Written instruction: Copy every record below exactly.

--- Start Task material ---

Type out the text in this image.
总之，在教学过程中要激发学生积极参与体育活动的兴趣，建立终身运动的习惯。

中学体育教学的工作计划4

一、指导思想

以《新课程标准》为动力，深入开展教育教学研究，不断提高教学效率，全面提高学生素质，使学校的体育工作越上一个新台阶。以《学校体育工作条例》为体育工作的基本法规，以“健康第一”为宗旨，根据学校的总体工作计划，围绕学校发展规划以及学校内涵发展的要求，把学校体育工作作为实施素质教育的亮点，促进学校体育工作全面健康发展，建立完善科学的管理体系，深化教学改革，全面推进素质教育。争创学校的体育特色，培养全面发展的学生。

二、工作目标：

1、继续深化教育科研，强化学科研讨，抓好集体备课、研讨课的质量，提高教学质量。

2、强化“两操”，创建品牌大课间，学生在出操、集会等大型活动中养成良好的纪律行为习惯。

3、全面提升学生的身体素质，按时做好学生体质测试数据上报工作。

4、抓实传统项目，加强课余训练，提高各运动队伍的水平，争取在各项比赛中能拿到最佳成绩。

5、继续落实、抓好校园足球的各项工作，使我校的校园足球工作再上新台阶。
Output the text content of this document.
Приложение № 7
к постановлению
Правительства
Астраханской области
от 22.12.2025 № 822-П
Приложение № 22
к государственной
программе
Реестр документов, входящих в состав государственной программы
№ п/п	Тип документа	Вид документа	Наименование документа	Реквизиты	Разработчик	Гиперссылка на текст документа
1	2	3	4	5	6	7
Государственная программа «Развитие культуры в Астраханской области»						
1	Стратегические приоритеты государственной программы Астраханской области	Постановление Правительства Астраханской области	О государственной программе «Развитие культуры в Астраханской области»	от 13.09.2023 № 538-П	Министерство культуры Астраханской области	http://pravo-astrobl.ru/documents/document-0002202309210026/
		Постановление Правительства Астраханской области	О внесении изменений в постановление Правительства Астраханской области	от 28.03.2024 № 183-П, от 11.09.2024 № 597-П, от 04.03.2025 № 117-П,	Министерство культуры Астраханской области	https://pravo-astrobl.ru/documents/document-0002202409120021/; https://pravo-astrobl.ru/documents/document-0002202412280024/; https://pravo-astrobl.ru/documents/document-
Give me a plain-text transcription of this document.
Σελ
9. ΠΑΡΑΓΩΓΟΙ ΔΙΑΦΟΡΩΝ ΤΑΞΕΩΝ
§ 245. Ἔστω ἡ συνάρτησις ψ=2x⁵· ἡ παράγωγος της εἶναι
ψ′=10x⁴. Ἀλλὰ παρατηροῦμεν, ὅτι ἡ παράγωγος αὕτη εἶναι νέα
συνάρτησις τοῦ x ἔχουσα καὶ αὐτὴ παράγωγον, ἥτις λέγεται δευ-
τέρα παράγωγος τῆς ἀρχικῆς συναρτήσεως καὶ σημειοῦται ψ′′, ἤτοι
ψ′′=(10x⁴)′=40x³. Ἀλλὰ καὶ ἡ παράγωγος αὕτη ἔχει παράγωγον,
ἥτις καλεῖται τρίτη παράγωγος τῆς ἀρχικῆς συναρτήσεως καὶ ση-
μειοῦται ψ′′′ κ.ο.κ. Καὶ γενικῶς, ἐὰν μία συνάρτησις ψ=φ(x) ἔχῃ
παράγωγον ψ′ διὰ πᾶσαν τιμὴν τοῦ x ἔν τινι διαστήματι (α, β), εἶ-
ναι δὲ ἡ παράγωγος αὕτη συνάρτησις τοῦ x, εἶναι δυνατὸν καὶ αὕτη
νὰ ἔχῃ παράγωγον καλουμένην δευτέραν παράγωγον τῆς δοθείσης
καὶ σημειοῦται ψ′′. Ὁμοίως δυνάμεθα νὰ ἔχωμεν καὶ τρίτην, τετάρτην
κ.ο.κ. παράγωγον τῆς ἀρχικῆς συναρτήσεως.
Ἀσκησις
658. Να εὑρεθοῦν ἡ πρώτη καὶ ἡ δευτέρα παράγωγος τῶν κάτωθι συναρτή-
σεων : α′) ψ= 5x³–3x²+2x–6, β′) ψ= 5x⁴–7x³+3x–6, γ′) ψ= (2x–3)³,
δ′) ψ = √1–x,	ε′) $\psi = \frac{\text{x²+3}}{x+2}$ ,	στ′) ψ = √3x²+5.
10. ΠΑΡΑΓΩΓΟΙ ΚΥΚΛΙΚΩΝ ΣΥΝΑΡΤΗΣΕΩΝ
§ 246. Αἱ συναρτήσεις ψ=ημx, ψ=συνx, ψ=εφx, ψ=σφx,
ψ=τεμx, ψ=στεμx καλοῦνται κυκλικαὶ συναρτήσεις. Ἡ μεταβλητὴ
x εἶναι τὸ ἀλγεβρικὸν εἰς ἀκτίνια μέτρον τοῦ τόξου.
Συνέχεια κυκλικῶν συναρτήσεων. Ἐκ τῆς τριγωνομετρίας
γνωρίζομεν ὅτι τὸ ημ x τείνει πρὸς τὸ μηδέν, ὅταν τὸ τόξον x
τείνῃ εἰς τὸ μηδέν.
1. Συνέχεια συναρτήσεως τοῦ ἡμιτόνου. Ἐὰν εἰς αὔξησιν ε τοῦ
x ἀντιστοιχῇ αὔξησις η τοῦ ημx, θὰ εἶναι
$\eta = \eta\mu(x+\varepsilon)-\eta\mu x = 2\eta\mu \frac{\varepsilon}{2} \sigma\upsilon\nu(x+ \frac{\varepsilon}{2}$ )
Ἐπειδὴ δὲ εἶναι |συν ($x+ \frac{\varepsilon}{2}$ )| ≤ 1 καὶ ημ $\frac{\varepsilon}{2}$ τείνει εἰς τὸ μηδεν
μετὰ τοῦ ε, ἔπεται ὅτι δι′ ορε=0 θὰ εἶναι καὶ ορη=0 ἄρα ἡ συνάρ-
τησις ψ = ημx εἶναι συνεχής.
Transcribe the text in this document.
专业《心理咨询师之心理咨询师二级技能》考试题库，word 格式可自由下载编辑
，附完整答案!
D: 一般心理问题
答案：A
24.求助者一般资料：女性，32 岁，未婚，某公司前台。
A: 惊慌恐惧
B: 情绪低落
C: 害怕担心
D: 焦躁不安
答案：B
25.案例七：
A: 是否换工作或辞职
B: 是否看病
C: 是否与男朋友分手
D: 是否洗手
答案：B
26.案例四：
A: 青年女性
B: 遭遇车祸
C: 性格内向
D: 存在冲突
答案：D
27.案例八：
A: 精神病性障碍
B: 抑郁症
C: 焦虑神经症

--- End Task material ---

The output:
Type out the text in this image.
总之，在教学过程中要激发学生积极参与体育活动的兴趣，建立终身运动的习惯。

中学体育教学的工作计划4

一、指导思想

以《新课程标准》为动力，深入开展教育教学研究，不断提高教学效率，全面提高学生素质，使学校的体育工作越上一个新台阶。以《学校体育工作条例》为体育工作的基本法规，以“健康第一”为宗旨，根据学校的总体工作计划，围绕学校发展规划以及学校内涵发展的要求，把学校体育工作作为实施素质教育的亮点，促进学校体育工作全面健康发展，建立完善科学的管理体系，深化教学改革，全面推进素质教育。争创学校的体育特色，培养全面发展的学生。

二、工作目标：

1、继续深化教育科研，强化学科研讨，抓好集体备课、研讨课的质量，提高教学质量。

2、强化“两操”，创建品牌大课间，学生在出操、集会等大型活动中养成良好的纪律行为习惯。

3、全面提升学生的身体素质，按时做好学生体质测试数据上报工作。

4、抓实传统项目，加强课余训练，提高各运动队伍的水平，争取在各项比赛中能拿到最佳成绩。

5、继续落实、抓好校园足球的各项工作，使我校的校园足球工作再上新台阶。
Output the text content of this document.
Приложение № 7
к постановлению
Правительства
Астраханской области
от 22.12.2025 № 822-П
Приложение № 22
к государственной
программе
Реестр документов, входящих в состав государственной программы
№ п/п	Тип документа	Вид документа	Наименование документа	Реквизиты	Разработчик	Гиперссылка на текст документа
1	2	3	4	5	6	7
Государственная программа «Развитие культуры в Астраханской области»						
1	Стратегические приоритеты государственной программы Астраханской области	Постановление Правительства Астраханской области	О государственной программе «Развитие культуры в Астраханской области»	от 13.09.2023 № 538-П	Министерство культуры Астраханской области	http://pravo-astrobl.ru/documents/document-0002202309210026/
		Постановление Правительства Астраханской области	О внесении изменений в постановление Правительства Астраханской области	от 28.03.2024 № 183-П, от 11.09.2024 № 597-П, от 04.03.2025 № 117-П,	Министерство культуры Астраханской области	https://pravo-astrobl.ru/documents/document-0002202409120021/; https://pravo-astrobl.ru/documents/document-0002202412280024/; https://pravo-astrobl.ru/documents/document-
Give me a plain-text transcription of this document.
Σελ
9. ΠΑΡΑΓΩΓΟΙ ΔΙΑΦΟΡΩΝ ΤΑΞΕΩΝ
§ 245. Ἔστω ἡ συνάρτησις ψ=2x⁵· ἡ παράγωγος της εἶναι
ψ′=10x⁴. Ἀλλὰ παρατηροῦμεν, ὅτι ἡ παράγωγος αὕτη εἶναι νέα
συνάρτησις τοῦ x ἔχουσα καὶ αὐτὴ παράγωγον, ἥτις λέγεται δευ-
τέρα παράγωγος τῆς ἀρχικῆς συναρτήσεως καὶ σημειοῦται ψ′′, ἤτοι
ψ′′=(10x⁴)′=40x³. Ἀλλὰ καὶ ἡ παράγωγος αὕτη ἔχει παράγωγον,
ἥτις καλεῖται τρίτη παράγωγος τῆς ἀρχικῆς συναρτήσεως καὶ ση-
μειοῦται ψ′′′ κ.ο.κ. Καὶ γενικῶς, ἐὰν μία συνάρτησις ψ=φ(x) ἔχῃ
παράγωγον ψ′ διὰ πᾶσαν τιμὴν τοῦ x ἔν τινι διαστήματι (α, β), εἶ-
ναι δὲ ἡ παράγωγος αὕτη συνάρτησις τοῦ x, εἶναι δυνατὸν καὶ αὕτη
νὰ ἔχῃ παράγωγον καλουμένην δευτέραν παράγωγον τῆς δοθείσης
καὶ σημειοῦται ψ′′. Ὁμοίως δυνάμεθα νὰ ἔχωμεν καὶ τρίτην, τετάρτην
κ.ο.κ. παράγωγον τῆς ἀρχικῆς συναρτήσεως.
Ἀσκησις
658. Να εὑρεθοῦν ἡ πρώτη καὶ ἡ δευτέρα παράγωγος τῶν κάτωθι συναρτή-
σεων : α′) ψ= 5x³–3x²+2x–6, β′) ψ= 5x⁴–7x³+3x–6, γ′) ψ= (2x–3)³,
δ′) ψ = √1–x,	ε′) $\psi = \frac{\text{x²+3}}{x+2}$ ,	στ′) ψ = √3x²+5.
10. ΠΑΡΑΓΩΓΟΙ ΚΥΚΛΙΚΩΝ ΣΥΝΑΡΤΗΣΕΩΝ
§ 246. Αἱ συναρτήσεις ψ=ημx, ψ=συνx, ψ=εφx, ψ=σφx,
ψ=τεμx, ψ=στεμx καλοῦνται κυκλικαὶ συναρτήσεις. Ἡ μεταβλητὴ
x εἶναι τὸ ἀλγεβρικὸν εἰς ἀκτίνια μέτρον τοῦ τόξου.
Συνέχεια κυκλικῶν συναρτήσεων. Ἐκ τῆς τριγωνομετρίας
γνωρίζομεν ὅτι τὸ ημ x τείνει πρὸς τὸ μηδέν, ὅταν τὸ τόξον x
τείνῃ εἰς τὸ μηδέν.
1. Συνέχεια συναρτήσεως τοῦ ἡμιτόνου. Ἐὰν εἰς αὔξησιν ε τοῦ
x ἀντιστοιχῇ αὔξησις η τοῦ ημx, θὰ εἶναι
$\eta = \eta\mu(x+\varepsilon)-\eta\mu x = 2\eta\mu \frac{\varepsilon}{2} \sigma\upsilon\nu(x+ \frac{\varepsilon}{2}$ )
Ἐπειδὴ δὲ εἶναι |συν ($x+ \frac{\varepsilon}{2}$ )| ≤ 1 καὶ ημ $\frac{\varepsilon}{2}$ τείνει εἰς τὸ μηδεν
μετὰ τοῦ ε, ἔπεται ὅτι δι′ ορε=0 θὰ εἶναι καὶ ορη=0 ἄρα ἡ συνάρ-
τησις ψ = ημx εἶναι συνεχής.
Transcribe the text in this document.
专业《心理咨询师之心理咨询师二级技能》考试题库，word 格式可自由下载编辑
，附完整答案!
D: 一般心理问题
答案：A
24.求助者一般资料：女性，32 岁，未婚，某公司前台。
A: 惊慌恐惧
B: 情绪低落
C: 害怕担心
D: 焦躁不安
答案：B
25.案例七：
A: 是否换工作或辞职
B: 是否看病
C: 是否与男朋友分手
D: 是否洗手
答案：B
26.案例四：
A: 青年女性
B: 遭遇车祸
C: 性格内向
D: 存在冲突
答案：D
27.案例八：
A: 精神病性障碍
B: 抑郁症
C: 焦虑神经症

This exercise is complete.